● Extracted records:
........

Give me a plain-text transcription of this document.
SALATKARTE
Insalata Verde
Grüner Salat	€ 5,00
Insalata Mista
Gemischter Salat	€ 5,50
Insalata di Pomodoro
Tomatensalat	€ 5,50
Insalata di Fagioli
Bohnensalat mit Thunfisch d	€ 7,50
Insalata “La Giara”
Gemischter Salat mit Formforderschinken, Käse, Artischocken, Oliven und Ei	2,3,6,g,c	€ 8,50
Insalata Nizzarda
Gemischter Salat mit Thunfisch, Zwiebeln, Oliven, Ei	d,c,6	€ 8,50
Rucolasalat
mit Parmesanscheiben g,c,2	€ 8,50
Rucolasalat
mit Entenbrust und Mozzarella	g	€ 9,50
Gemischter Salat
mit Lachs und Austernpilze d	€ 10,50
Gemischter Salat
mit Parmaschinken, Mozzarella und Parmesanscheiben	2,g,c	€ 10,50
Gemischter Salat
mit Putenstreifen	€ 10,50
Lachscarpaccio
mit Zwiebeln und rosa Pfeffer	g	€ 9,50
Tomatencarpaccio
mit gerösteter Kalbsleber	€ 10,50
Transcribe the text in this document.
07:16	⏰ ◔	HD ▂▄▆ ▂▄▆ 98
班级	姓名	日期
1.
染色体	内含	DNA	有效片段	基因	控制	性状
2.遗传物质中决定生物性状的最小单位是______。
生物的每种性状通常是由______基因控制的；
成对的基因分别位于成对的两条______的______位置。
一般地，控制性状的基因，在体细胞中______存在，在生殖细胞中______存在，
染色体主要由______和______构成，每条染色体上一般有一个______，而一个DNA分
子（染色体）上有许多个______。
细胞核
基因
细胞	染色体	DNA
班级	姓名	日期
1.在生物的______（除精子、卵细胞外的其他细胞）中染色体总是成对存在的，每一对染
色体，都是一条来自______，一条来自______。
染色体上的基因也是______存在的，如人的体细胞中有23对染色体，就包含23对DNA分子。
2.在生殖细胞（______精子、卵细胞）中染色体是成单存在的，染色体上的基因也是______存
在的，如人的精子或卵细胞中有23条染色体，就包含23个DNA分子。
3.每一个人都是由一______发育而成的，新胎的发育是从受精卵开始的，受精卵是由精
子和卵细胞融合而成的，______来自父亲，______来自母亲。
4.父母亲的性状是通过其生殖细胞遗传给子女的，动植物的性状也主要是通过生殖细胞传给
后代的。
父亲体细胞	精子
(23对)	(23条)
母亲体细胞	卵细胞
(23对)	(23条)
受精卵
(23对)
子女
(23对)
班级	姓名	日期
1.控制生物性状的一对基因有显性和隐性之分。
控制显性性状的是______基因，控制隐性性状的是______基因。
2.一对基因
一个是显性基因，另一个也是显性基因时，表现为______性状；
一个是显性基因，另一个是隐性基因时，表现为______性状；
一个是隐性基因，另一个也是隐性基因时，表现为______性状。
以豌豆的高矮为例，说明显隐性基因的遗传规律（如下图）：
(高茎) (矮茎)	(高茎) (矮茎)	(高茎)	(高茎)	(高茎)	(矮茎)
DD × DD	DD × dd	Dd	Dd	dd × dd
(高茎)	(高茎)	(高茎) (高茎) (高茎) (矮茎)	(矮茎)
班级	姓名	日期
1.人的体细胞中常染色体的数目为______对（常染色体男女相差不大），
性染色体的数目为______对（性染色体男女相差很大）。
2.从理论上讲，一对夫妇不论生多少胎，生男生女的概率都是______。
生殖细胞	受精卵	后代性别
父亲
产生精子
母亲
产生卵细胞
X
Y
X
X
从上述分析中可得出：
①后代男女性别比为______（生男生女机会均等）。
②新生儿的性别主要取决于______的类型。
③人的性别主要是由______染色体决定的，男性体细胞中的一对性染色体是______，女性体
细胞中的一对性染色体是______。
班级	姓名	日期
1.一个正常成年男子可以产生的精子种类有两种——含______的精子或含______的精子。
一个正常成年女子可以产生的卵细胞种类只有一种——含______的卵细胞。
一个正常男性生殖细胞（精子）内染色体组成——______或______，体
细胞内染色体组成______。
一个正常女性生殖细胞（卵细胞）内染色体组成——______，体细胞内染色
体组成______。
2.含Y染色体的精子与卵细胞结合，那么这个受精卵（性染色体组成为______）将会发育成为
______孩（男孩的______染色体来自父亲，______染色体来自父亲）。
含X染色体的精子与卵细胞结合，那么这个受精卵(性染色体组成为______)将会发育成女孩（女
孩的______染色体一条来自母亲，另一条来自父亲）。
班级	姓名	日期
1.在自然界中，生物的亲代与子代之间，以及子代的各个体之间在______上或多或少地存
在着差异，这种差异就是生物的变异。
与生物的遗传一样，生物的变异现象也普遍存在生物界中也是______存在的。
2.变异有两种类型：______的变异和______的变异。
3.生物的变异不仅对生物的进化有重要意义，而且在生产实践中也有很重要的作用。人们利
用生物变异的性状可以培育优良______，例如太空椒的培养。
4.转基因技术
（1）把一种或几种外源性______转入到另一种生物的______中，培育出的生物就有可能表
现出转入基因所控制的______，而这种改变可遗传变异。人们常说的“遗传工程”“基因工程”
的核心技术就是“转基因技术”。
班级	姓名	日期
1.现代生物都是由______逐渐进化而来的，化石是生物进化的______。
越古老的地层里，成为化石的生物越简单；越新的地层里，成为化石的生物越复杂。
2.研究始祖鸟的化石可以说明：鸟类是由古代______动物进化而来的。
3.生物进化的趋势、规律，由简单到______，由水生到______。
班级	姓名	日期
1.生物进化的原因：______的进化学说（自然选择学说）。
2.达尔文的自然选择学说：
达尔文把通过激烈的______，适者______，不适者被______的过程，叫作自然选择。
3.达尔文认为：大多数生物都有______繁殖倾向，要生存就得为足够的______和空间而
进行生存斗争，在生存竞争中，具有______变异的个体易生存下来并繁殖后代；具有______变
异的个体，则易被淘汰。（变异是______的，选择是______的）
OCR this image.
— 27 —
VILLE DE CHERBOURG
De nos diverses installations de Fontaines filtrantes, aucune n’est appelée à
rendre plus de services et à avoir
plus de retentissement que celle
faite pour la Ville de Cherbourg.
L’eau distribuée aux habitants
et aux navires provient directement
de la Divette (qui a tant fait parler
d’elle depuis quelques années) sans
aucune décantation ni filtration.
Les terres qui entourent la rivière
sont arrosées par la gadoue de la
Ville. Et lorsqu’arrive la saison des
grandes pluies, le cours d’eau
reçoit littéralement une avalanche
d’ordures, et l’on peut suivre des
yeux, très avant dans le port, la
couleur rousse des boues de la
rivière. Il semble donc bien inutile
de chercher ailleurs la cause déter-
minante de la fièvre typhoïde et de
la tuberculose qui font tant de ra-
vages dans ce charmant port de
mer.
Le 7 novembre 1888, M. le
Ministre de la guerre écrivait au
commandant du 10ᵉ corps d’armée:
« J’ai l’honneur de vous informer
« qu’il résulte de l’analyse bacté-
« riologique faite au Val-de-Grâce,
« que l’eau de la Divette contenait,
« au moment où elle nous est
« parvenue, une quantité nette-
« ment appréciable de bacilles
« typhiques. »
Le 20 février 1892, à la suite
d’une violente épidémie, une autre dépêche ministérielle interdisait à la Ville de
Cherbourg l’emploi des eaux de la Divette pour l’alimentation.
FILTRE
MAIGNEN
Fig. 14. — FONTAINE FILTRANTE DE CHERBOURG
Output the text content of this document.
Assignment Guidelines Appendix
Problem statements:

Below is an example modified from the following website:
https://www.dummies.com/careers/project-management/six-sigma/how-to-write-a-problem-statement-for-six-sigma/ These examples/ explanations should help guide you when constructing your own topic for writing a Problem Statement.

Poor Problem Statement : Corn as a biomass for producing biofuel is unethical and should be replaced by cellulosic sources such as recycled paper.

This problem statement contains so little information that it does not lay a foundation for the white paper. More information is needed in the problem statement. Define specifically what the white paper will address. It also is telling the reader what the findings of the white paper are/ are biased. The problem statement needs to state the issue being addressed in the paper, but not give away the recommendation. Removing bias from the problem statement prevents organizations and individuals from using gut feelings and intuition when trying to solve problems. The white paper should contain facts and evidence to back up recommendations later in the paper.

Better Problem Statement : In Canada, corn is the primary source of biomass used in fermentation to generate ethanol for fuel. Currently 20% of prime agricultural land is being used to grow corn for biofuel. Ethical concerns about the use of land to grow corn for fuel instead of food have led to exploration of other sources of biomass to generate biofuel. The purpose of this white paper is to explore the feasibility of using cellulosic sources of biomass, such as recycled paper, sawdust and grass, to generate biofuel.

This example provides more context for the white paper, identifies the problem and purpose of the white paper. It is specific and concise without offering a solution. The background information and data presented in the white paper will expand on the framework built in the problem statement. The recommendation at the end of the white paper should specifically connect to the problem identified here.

........

Collect the lines that hold "Oliven".

Gemischter Salat mit Formforderschinken, Käse, Artischocken, Oliven und Ei	2,3,6,g,c	€ 8,50
Gemischter Salat mit Thunfisch, Zwiebeln, Oliven, Ei	d,c,6	€ 8,50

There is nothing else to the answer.